The housing market has not traditionally provided a barrel of laughs, unless of course, you’ve already played it like a fiddle and are laughing at your tenants all the way to the bank. For those of us who have yet to nail down that property portfolio, Birthright shows us that we’re not alone.
Two generations of one family collide in this funny, dark, and charming film that’s centered around a bricks- and- mortar residential asset that the Baby Boomers are clinging to and the Millennials want a piece of. The fact that the hyped-up son Cory and his partner from-the-wrong-side-of- the- tracks Jasmine are about to have a baby lends a desperation to their housing woes, and is not the only point in the film that seems to draw on much grander allegories and deeper themes. Mary, Jesus and Joseph trotting off to the manger though this is not- the young couple look at the older generations wealth with not only envy, but a deep resignation that they can never earn what their parents have. Options are in short supply.
Michael Hurst is hilarious as the father who just doesn’t understand why his child can’t build up an empire like he did, ”bit by bit, we turned one jacket and one jumper into a whole house,” he explains. Linda Cropper is excellent as the mother who wants to keep things just as they are.

Written & Directed by Zoe Pepper
Produced by Cody Greenwood
Executive Producers John Maynard,
Sarah Thomson, John Battsek
Director of Photography Michael McDermott ACS
Editor Luca Cappelli
Composer James Peter Brown
Screening at Sydney Film Festival 2025
Premiered at Tribeca Film Festival 2025.
Starring Travis Jeffery as Cory, Maria Angelico as Jasmine, Michael Hurst as Richard and Linda Cropper as Lyn



The film becomes increasingly dark and desperate as time goes on. Fittingly, the whole story takes place in the house and the garden, the two couples eventually declaring war on each other, and laying down a winner- takes- all claim to the space. An at times classical score, and dramatic visual vignettes, lend great poignancy to the often very funny scenes. In the end the housing crisis isn’t fixed, but the more extreme solutions are explored.
○ ○ ○ ○ ○
* PROBLEM *
Carry on the review of the film Birthright from its final sentence.

Rows from a dataset
○ ○ ○ ○ ○
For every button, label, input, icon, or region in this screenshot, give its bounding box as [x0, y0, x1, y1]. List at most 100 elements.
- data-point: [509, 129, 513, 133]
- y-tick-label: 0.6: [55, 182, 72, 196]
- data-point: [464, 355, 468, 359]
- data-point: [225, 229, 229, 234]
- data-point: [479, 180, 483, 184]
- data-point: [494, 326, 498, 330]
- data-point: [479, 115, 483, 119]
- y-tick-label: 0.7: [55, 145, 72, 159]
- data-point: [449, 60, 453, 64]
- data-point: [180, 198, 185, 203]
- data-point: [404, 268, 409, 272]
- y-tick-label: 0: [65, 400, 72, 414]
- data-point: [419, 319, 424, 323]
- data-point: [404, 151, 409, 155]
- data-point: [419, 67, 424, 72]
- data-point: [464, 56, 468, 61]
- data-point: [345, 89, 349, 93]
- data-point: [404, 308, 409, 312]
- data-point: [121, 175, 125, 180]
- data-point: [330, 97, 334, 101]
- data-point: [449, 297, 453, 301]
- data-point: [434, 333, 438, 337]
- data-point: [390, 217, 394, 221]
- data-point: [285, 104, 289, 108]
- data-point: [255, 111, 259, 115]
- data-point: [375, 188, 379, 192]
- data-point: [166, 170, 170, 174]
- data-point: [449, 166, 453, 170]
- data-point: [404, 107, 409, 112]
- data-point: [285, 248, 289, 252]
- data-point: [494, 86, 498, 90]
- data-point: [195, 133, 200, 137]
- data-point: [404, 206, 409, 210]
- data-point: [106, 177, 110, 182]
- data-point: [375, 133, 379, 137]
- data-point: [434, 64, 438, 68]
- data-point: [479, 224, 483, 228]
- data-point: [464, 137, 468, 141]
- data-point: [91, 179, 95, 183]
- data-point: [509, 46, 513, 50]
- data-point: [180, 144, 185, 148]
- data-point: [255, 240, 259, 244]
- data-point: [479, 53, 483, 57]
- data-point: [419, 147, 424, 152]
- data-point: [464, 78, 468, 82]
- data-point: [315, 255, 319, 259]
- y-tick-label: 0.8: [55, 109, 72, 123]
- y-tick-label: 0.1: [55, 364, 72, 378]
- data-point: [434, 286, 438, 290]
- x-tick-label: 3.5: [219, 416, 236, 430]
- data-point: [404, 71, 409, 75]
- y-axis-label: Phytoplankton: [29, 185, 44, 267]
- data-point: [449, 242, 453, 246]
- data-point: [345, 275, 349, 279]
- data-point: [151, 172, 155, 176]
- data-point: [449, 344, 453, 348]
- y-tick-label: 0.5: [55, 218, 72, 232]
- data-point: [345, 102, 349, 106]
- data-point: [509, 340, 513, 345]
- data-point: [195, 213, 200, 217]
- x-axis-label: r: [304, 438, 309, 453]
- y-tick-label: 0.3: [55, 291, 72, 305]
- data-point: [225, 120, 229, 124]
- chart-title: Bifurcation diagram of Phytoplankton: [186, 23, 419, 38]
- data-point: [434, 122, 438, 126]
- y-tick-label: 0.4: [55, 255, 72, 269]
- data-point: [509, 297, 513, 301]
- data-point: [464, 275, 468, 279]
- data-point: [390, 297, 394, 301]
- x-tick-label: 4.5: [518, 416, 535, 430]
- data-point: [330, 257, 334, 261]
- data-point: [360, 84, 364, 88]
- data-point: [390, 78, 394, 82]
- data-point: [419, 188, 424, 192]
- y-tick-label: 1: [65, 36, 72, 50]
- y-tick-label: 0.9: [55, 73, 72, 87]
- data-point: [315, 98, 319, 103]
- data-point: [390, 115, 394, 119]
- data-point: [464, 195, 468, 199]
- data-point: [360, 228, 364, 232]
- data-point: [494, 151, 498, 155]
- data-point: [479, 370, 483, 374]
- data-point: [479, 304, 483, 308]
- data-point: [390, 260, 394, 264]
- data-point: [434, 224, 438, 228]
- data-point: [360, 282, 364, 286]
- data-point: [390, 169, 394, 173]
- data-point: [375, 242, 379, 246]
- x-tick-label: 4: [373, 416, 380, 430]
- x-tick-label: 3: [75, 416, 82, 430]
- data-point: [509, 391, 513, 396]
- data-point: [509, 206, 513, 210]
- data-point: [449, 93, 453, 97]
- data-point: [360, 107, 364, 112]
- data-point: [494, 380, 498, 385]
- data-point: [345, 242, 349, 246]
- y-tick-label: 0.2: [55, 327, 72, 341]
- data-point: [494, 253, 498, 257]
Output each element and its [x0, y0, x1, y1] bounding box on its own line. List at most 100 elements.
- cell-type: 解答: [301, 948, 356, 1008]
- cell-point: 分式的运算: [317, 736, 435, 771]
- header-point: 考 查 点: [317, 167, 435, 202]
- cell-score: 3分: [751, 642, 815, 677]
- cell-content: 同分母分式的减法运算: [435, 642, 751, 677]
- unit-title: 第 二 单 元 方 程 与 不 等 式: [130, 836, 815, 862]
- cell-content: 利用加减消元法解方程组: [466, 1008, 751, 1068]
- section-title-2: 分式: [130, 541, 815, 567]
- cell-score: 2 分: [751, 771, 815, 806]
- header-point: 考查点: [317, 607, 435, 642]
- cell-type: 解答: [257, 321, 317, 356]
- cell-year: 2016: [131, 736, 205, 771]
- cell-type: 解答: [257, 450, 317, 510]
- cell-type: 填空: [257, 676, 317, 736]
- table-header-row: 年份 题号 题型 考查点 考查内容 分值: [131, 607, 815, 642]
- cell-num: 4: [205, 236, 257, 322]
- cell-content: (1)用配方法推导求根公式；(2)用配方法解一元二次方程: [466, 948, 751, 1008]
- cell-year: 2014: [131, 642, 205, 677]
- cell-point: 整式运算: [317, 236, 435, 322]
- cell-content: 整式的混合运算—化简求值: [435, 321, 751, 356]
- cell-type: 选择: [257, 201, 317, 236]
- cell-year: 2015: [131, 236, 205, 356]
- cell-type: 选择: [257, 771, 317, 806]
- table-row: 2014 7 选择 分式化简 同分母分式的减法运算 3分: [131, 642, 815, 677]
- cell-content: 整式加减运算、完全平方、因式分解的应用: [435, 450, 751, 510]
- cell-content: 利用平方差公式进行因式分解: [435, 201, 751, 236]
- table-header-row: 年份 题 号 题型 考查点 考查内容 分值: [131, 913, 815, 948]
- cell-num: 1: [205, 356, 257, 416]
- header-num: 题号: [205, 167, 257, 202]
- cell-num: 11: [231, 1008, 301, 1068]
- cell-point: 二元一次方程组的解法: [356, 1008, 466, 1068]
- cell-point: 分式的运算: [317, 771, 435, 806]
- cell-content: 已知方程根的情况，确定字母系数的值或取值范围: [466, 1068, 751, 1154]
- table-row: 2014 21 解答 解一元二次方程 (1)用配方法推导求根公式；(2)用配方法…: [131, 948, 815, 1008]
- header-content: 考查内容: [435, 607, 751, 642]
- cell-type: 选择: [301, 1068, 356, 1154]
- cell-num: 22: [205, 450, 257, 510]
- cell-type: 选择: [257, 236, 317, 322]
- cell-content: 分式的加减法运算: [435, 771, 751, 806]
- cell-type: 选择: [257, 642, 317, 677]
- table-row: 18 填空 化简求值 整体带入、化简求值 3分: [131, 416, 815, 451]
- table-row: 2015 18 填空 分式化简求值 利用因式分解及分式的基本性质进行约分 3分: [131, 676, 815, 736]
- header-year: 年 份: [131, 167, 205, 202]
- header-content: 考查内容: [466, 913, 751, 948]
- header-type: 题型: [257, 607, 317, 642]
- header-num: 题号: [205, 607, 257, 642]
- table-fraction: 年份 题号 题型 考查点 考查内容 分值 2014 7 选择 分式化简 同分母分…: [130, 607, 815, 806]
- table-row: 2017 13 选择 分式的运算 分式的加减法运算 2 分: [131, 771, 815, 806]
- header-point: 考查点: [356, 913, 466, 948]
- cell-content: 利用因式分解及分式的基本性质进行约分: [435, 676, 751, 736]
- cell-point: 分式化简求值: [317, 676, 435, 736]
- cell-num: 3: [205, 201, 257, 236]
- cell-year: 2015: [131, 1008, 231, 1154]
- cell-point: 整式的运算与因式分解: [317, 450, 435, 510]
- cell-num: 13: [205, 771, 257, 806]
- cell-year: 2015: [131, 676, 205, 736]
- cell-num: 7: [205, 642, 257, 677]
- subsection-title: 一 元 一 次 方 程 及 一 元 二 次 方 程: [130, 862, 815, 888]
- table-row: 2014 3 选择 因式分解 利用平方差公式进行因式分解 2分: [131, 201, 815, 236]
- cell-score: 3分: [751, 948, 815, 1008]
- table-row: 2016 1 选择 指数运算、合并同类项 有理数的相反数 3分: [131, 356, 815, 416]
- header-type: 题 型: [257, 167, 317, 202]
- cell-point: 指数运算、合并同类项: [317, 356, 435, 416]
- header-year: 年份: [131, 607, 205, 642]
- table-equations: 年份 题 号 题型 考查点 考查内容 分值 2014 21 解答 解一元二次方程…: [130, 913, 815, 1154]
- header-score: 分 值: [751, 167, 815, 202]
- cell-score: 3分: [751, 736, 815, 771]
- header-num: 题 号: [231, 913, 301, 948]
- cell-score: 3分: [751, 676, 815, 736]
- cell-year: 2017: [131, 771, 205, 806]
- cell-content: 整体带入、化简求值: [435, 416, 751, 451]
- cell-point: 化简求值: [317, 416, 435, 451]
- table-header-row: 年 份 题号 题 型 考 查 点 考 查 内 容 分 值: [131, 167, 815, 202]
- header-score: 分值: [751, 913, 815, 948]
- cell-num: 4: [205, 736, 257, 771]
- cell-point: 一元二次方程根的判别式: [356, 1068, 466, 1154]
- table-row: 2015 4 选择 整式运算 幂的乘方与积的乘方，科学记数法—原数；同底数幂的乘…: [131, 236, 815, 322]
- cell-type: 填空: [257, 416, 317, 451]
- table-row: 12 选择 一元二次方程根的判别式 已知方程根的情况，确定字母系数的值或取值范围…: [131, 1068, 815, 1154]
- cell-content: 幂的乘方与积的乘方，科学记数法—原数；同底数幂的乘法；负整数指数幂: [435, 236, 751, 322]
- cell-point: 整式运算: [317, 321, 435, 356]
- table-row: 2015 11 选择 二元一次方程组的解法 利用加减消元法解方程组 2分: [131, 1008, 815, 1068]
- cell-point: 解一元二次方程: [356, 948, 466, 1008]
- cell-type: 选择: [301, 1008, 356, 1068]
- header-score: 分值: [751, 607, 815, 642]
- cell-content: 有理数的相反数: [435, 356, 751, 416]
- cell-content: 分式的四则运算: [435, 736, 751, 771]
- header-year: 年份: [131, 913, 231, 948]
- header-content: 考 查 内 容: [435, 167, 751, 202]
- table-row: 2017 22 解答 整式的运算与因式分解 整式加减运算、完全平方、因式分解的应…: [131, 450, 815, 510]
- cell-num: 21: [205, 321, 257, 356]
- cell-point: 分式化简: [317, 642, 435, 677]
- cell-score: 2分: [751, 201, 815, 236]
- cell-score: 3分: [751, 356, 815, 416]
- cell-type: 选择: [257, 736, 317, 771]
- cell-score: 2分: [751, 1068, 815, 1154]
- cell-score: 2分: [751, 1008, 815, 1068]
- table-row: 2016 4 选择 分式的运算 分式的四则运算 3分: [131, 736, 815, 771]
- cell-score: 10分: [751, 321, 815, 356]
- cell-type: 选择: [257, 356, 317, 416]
○ ○ ○ ○ ○
* RESULT OF THIS EXERCISE *
Birthright is the debut feature film for director Zoe Pepper, coming to filmmaking after a long career in theatre. She wrote on the comedic thriller series, Population 11 for Jungle Entertainment, and has won an Australian Writer’s Guild award and a Director’s Guild Award. Her theatre work is Helpmann nominated and has toured extensively, notably The Irresistible played at Dark Mofo festival and the Sydney Opera House. Zoe co-wrote and directed the web series The Big Spaghetti which played at Slamdance Film festival, and she is the co-founder of Audioplay, an award-winning interactive audio app for kids.
Irresistible chatted to Zoe about she’s blending her theatre past and filmic future, her experiences making Birthright, and how she managed to make the rampant late-stage capitalist neoliberalist disaster we’re all living in so funny.

Congratulations on your Tribeca selection where Birthright has just premiered! It sounds like it went down really well over there. How do you think the American audience felt about the universality of intergenerational economic warfare!
Zoe Pepper: Thanks so much! Yeah, we were so happy with how it played at Tribeca. it was so great to see that the humour landed with the crowd.
In terms of the intergenerational economic warfare – Americans speak capitalism more fluently than we do, so they absolutely got it. Their generational inequality is not so completely distilled in housing, so I’m really curious to see how this is felt and understood by an Australian audience.
The film is very funny, but of course, different cultures can find different things funny. Did the Tribeca audiences laugh in all the right places?
ZP: They laughed a lot, which was great! The script for Birthright was very idiosyncratic, I didn’t hold back on the weird, so I’m enjoying seeing that audiences find it funny.
I’m excited for it to play at Sydney and see the differences in how the audience reacts.

There’s a desire in the Australian film industry to develop films that can be recognised as brand Australian overseas. I would think this film would tick all those boxes. Did you find people talking to you over there about your film as a particularly Australian one?
ZP: The dryness of the humour is probably the most Australian thing about the film. But beyond that I don’t think this is the type of film Australia is really known for, especially in terms of contemporary cinema. That people can identify with the themes and the characters is what I appreciated the most. The universality of the story is what is most important to me.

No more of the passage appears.